Return every line of the records below verbatim, with no pictures in the copy.
··· DATASET CONTENT ···
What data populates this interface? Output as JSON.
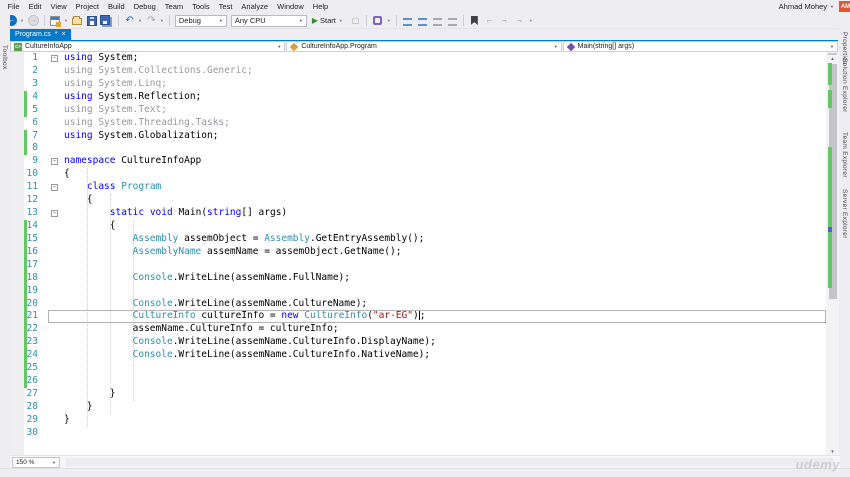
{
  "menu": {
    "items": [
      "File",
      "Edit",
      "View",
      "Project",
      "Build",
      "Debug",
      "Team",
      "Tools",
      "Test",
      "Analyze",
      "Window",
      "Help"
    ]
  },
  "account": {
    "name": "Ahmad Mohey",
    "avatar_initials": "AM"
  },
  "toolbar": {
    "debug_config": "Debug",
    "platform": "Any CPU",
    "start_label": "Start",
    "icons": [
      "back-icon",
      "forward-icon",
      "new-window-icon",
      "open-folder-icon",
      "save-icon",
      "save-all-icon",
      "undo-icon",
      "redo-icon",
      "start-play-icon",
      "attach-process-icon",
      "bookmark-icon",
      "comment-lines-icon"
    ]
  },
  "tab": {
    "title": "Program.cs",
    "modified": "*",
    "close": "×"
  },
  "navbar": {
    "project": "CultureInfoApp",
    "type": "CultureInfoApp.Program",
    "member": "Main(string[] args)"
  },
  "side_tabs": {
    "left": [
      "Toolbox"
    ],
    "right": [
      "Properties",
      "Solution Explorer",
      "Team Explorer",
      "Server Explorer"
    ]
  },
  "statusbar": {
    "zoom": "150 %"
  },
  "watermark": "udemy",
  "colors": {
    "accent_blue": "#007ACC",
    "keyword": "#0000FF",
    "type": "#2B91AF",
    "string": "#A31515",
    "inactive_code": "#95989E",
    "line_number": "#2B91AF",
    "change_bar": "#63C763",
    "caret_mark": "#5757E8",
    "avatar": "#E2572F"
  },
  "scrollbar": {
    "marks": [
      {
        "c": "#63C763",
        "t": 11,
        "h": 22
      },
      {
        "c": "#63C763",
        "t": 38,
        "h": 18
      },
      {
        "c": "#63C763",
        "t": 95,
        "h": 141
      },
      {
        "c": "#5757E8",
        "t": 175,
        "h": 5
      }
    ]
  },
  "code": {
    "current_line": 21,
    "change_bars": [
      {
        "from": 4,
        "to": 5
      },
      {
        "from": 7,
        "to": 8
      },
      {
        "from": 14,
        "to": 26
      }
    ],
    "guides": [
      {
        "col": 0,
        "from": 10,
        "to": 29
      },
      {
        "col": 4,
        "from": 12,
        "to": 28
      },
      {
        "col": 8,
        "from": 14,
        "to": 27
      }
    ],
    "lines": [
      {
        "n": 1,
        "fold": true,
        "ind": 0,
        "seg": [
          [
            "kw",
            "using"
          ],
          [
            "pl",
            " System;"
          ]
        ]
      },
      {
        "n": 2,
        "ind": 0,
        "seg": [
          [
            "gr",
            "using System.Collections.Generic;"
          ]
        ]
      },
      {
        "n": 3,
        "ind": 0,
        "seg": [
          [
            "gr",
            "using System.Linq;"
          ]
        ]
      },
      {
        "n": 4,
        "ind": 0,
        "seg": [
          [
            "kw",
            "using"
          ],
          [
            "pl",
            " System.Reflection;"
          ]
        ]
      },
      {
        "n": 5,
        "ind": 0,
        "seg": [
          [
            "gr",
            "using System.Text;"
          ]
        ]
      },
      {
        "n": 6,
        "ind": 0,
        "seg": [
          [
            "gr",
            "using System.Threading.Tasks;"
          ]
        ]
      },
      {
        "n": 7,
        "ind": 0,
        "seg": [
          [
            "kw",
            "using"
          ],
          [
            "pl",
            " System.Globalization;"
          ]
        ]
      },
      {
        "n": 8,
        "ind": 0,
        "seg": []
      },
      {
        "n": 9,
        "fold": true,
        "ind": 0,
        "seg": [
          [
            "kw",
            "namespace"
          ],
          [
            "pl",
            " CultureInfoApp"
          ]
        ]
      },
      {
        "n": 10,
        "ind": 0,
        "seg": [
          [
            "pl",
            "{"
          ]
        ]
      },
      {
        "n": 11,
        "fold": true,
        "ind": 4,
        "seg": [
          [
            "kw",
            "class"
          ],
          [
            "pl",
            " "
          ],
          [
            "ty",
            "Program"
          ]
        ]
      },
      {
        "n": 12,
        "ind": 4,
        "seg": [
          [
            "pl",
            "{"
          ]
        ]
      },
      {
        "n": 13,
        "fold": true,
        "ind": 8,
        "seg": [
          [
            "kw",
            "static"
          ],
          [
            "pl",
            " "
          ],
          [
            "kw",
            "void"
          ],
          [
            "pl",
            " Main("
          ],
          [
            "kw",
            "string"
          ],
          [
            "pl",
            "[] args)"
          ]
        ]
      },
      {
        "n": 14,
        "ind": 8,
        "seg": [
          [
            "pl",
            "{"
          ]
        ]
      },
      {
        "n": 15,
        "ind": 12,
        "seg": [
          [
            "ty",
            "Assembly"
          ],
          [
            "pl",
            " assemObject = "
          ],
          [
            "ty",
            "Assembly"
          ],
          [
            "pl",
            ".GetEntryAssembly();"
          ]
        ]
      },
      {
        "n": 16,
        "ind": 12,
        "seg": [
          [
            "ty",
            "AssemblyName"
          ],
          [
            "pl",
            " assemName = assemObject.GetName();"
          ]
        ]
      },
      {
        "n": 17,
        "ind": 0,
        "seg": []
      },
      {
        "n": 18,
        "ind": 12,
        "seg": [
          [
            "ty",
            "Console"
          ],
          [
            "pl",
            ".WriteLine(assemName.FullName);"
          ]
        ]
      },
      {
        "n": 19,
        "ind": 0,
        "seg": []
      },
      {
        "n": 20,
        "ind": 12,
        "seg": [
          [
            "ty",
            "Console"
          ],
          [
            "pl",
            ".WriteLine(assemName.CultureName);"
          ]
        ]
      },
      {
        "n": 21,
        "current": true,
        "ind": 12,
        "seg": [
          [
            "ty",
            "CultureInfo"
          ],
          [
            "pl",
            " cultureInfo = "
          ],
          [
            "kw",
            "new"
          ],
          [
            "pl",
            " "
          ],
          [
            "ty",
            "CultureInfo"
          ],
          [
            "pl",
            "("
          ],
          [
            "st",
            "\"ar-EG\""
          ],
          [
            "pl",
            ")"
          ],
          [
            "cr",
            ""
          ],
          [
            "pl",
            ";"
          ]
        ]
      },
      {
        "n": 22,
        "ind": 12,
        "seg": [
          [
            "pl",
            "assemName.CultureInfo = cultureInfo;"
          ]
        ]
      },
      {
        "n": 23,
        "ind": 12,
        "seg": [
          [
            "ty",
            "Console"
          ],
          [
            "pl",
            ".WriteLine(assemName.CultureInfo.DisplayName);"
          ]
        ]
      },
      {
        "n": 24,
        "ind": 12,
        "seg": [
          [
            "ty",
            "Console"
          ],
          [
            "pl",
            ".WriteLine(assemName.CultureInfo.NativeName);"
          ]
        ]
      },
      {
        "n": 25,
        "ind": 0,
        "seg": []
      },
      {
        "n": 26,
        "ind": 0,
        "seg": []
      },
      {
        "n": 27,
        "ind": 8,
        "seg": [
          [
            "pl",
            "}"
          ]
        ]
      },
      {
        "n": 28,
        "ind": 4,
        "seg": [
          [
            "pl",
            "}"
          ]
        ]
      },
      {
        "n": 29,
        "ind": 0,
        "seg": [
          [
            "pl",
            "}"
          ]
        ]
      },
      {
        "n": 30,
        "ind": 0,
        "seg": []
      }
    ]
  }
}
···
OUTPUT FOR THIS TASK:
What data populates this interface? Output as JSON.
{
  "menu": {
    "items": [
      "File",
      "Edit",
      "View",
      "Project",
      "Build",
      "Debug",
      "Team",
      "Tools",
      "Test",
      "Analyze",
      "Window",
      "Help"
    ]
  },
  "account": {
    "name": "Ahmad Mohey",
    "avatar_initials": "AM"
  },
  "toolbar": {
    "debug_config": "Debug",
    "platform": "Any CPU",
    "start_label": "Start",
    "icons": [
      "back-icon",
      "forward-icon",
      "new-window-icon",
      "open-folder-icon",
      "save-icon",
      "save-all-icon",
      "undo-icon",
      "redo-icon",
      "start-play-icon",
      "attach-process-icon",
      "bookmark-icon",
      "comment-lines-icon"
    ]
  },
  "tab": {
    "title": "Program.cs",
    "modified": "*",
    "close": "×"
  },
  "navbar": {
    "project": "CultureInfoApp",
    "type": "CultureInfoApp.Program",
    "member": "Main(string[] args)"
  },
  "side_tabs": {
    "left": [
      "Toolbox"
    ],
    "right": [
      "Properties",
      "Solution Explorer",
      "Team Explorer",
      "Server Explorer"
    ]
  },
  "statusbar": {
    "zoom": "150 %"
  },
  "watermark": "udemy",
  "colors": {
    "accent_blue": "#007ACC",
    "keyword": "#0000FF",
    "type": "#2B91AF",
    "string": "#A31515",
    "inactive_code": "#95989E",
    "line_number": "#2B91AF",
    "change_bar": "#63C763",
    "caret_mark": "#5757E8",
    "avatar": "#E2572F"
  },
  "scrollbar": {
    "marks": [
      {
        "c": "#63C763",
        "t": 11,
        "h": 22
      },
      {
        "c": "#63C763",
        "t": 38,
        "h": 18
      },
      {
        "c": "#63C763",
        "t": 95,
        "h": 141
      },
      {
        "c": "#5757E8",
        "t": 175,
        "h": 5
      }
    ]
  },
  "code": {
    "current_line": 21,
    "change_bars": [
      {
        "from": 4,
        "to": 5
      },
      {
        "from": 7,
        "to": 8
      },
      {
        "from": 14,
        "to": 26
      }
    ],
    "guides": [
      {
        "col": 0,
        "from": 10,
        "to": 29
      },
      {
        "col": 4,
        "from": 12,
        "to": 28
      },
      {
        "col": 8,
        "from": 14,
        "to": 27
      }
    ],
    "lines": [
      {
        "n": 1,
        "fold": true,
        "ind": 0,
        "seg": [
          [
            "kw",
            "using"
          ],
          [
            "pl",
            " System;"
          ]
        ]
      },
      {
        "n": 2,
        "ind": 0,
        "seg": [
          [
            "gr",
            "using System.Collections.Generic;"
          ]
        ]
      },
      {
        "n": 3,
        "ind": 0,
        "seg": [
          [
            "gr",
            "using System.Linq;"
          ]
        ]
      },
      {
        "n": 4,
        "ind": 0,
        "seg": [
          [
            "kw",
            "using"
          ],
          [
            "pl",
            " System.Reflection;"
          ]
        ]
      },
      {
        "n": 5,
        "ind": 0,
        "seg": [
          [
            "gr",
            "using System.Text;"
          ]
        ]
      },
      {
        "n": 6,
        "ind": 0,
        "seg": [
          [
            "gr",
            "using System.Threading.Tasks;"
          ]
        ]
      },
      {
        "n": 7,
        "ind": 0,
        "seg": [
          [
            "kw",
            "using"
          ],
          [
            "pl",
            " System.Globalization;"
          ]
        ]
      },
      {
        "n": 8,
        "ind": 0,
        "seg": []
      },
      {
        "n": 9,
        "fold": true,
        "ind": 0,
        "seg": [
          [
            "kw",
            "namespace"
          ],
          [
            "pl",
            " CultureInfoApp"
          ]
        ]
      },
      {
        "n": 10,
        "ind": 0,
        "seg": [
          [
            "pl",
            "{"
          ]
        ]
      },
      {
        "n": 11,
        "fold": true,
        "ind": 4,
        "seg": [
          [
            "kw",
            "class"
          ],
          [
            "pl",
            " "
          ],
          [
            "ty",
            "Program"
          ]
        ]
      },
      {
        "n": 12,
        "ind": 4,
        "seg": [
          [
            "pl",
            "{"
          ]
        ]
      },
      {
        "n": 13,
        "fold": true,
        "ind": 8,
        "seg": [
          [
            "kw",
            "static"
          ],
          [
            "pl",
            " "
          ],
          [
            "kw",
            "void"
          ],
          [
            "pl",
            " Main("
          ],
          [
            "kw",
            "string"
          ],
          [
            "pl",
            "[] args)"
          ]
        ]
      },
      {
        "n": 14,
        "ind": 8,
        "seg": [
          [
            "pl",
            "{"
          ]
        ]
      },
      {
        "n": 15,
        "ind": 12,
        "seg": [
          [
            "ty",
            "Assembly"
          ],
          [
            "pl",
            " assemObject = "
          ],
          [
            "ty",
            "Assembly"
          ],
          [
            "pl",
            ".GetEntryAssembly();"
          ]
        ]
      },
      {
        "n": 16,
        "ind": 12,
        "seg": [
          [
            "ty",
            "AssemblyName"
          ],
          [
            "pl",
            " assemName = assemObject.GetName();"
          ]
        ]
      },
      {
        "n": 17,
        "ind": 0,
        "seg": []
      },
      {
        "n": 18,
        "ind": 12,
        "seg": [
          [
            "ty",
            "Console"
          ],
          [
            "pl",
            ".WriteLine(assemName.FullName);"
          ]
        ]
      },
      {
        "n": 19,
        "ind": 0,
        "seg": []
      },
      {
        "n": 20,
        "ind": 12,
        "seg": [
          [
            "ty",
            "Console"
          ],
          [
            "pl",
            ".WriteLine(assemName.CultureName);"
          ]
        ]
      },
      {
        "n": 21,
        "current": true,
        "ind": 12,
        "seg": [
          [
            "ty",
            "CultureInfo"
          ],
          [
            "pl",
            " cultureInfo = "
          ],
          [
            "kw",
            "new"
          ],
          [
            "pl",
            " "
          ],
          [
            "ty",
            "CultureInfo"
          ],
          [
            "pl",
            "("
          ],
          [
            "st",
            "\"ar-EG\""
          ],
          [
            "pl",
            ")"
          ],
          [
            "cr",
            ""
          ],
          [
            "pl",
            ";"
          ]
        ]
      },
      {
        "n": 22,
        "ind": 12,
        "seg": [
          [
            "pl",
            "assemName.CultureInfo = cultureInfo;"
          ]
        ]
      },
      {
        "n": 23,
        "ind": 12,
        "seg": [
          [
            "ty",
            "Console"
          ],
          [
            "pl",
            ".WriteLine(assemName.CultureInfo.DisplayName);"
          ]
        ]
      },
      {
        "n": 24,
        "ind": 12,
        "seg": [
          [
            "ty",
            "Console"
          ],
          [
            "pl",
            ".WriteLine(assemName.CultureInfo.NativeName);"
          ]
        ]
      },
      {
        "n": 25,
        "ind": 0,
        "seg": []
      },
      {
        "n": 26,
        "ind": 0,
        "seg": []
      },
      {
        "n": 27,
        "ind": 8,
        "seg": [
          [
            "pl",
            "}"
          ]
        ]
      },
      {
        "n": 28,
        "ind": 4,
        "seg": [
          [
            "pl",
            "}"
          ]
        ]
      },
      {
        "n": 29,
        "ind": 0,
        "seg": [
          [
            "pl",
            "}"
          ]
        ]
      },
      {
        "n": 30,
        "ind": 0,
        "seg": []
      }
    ]
  }
}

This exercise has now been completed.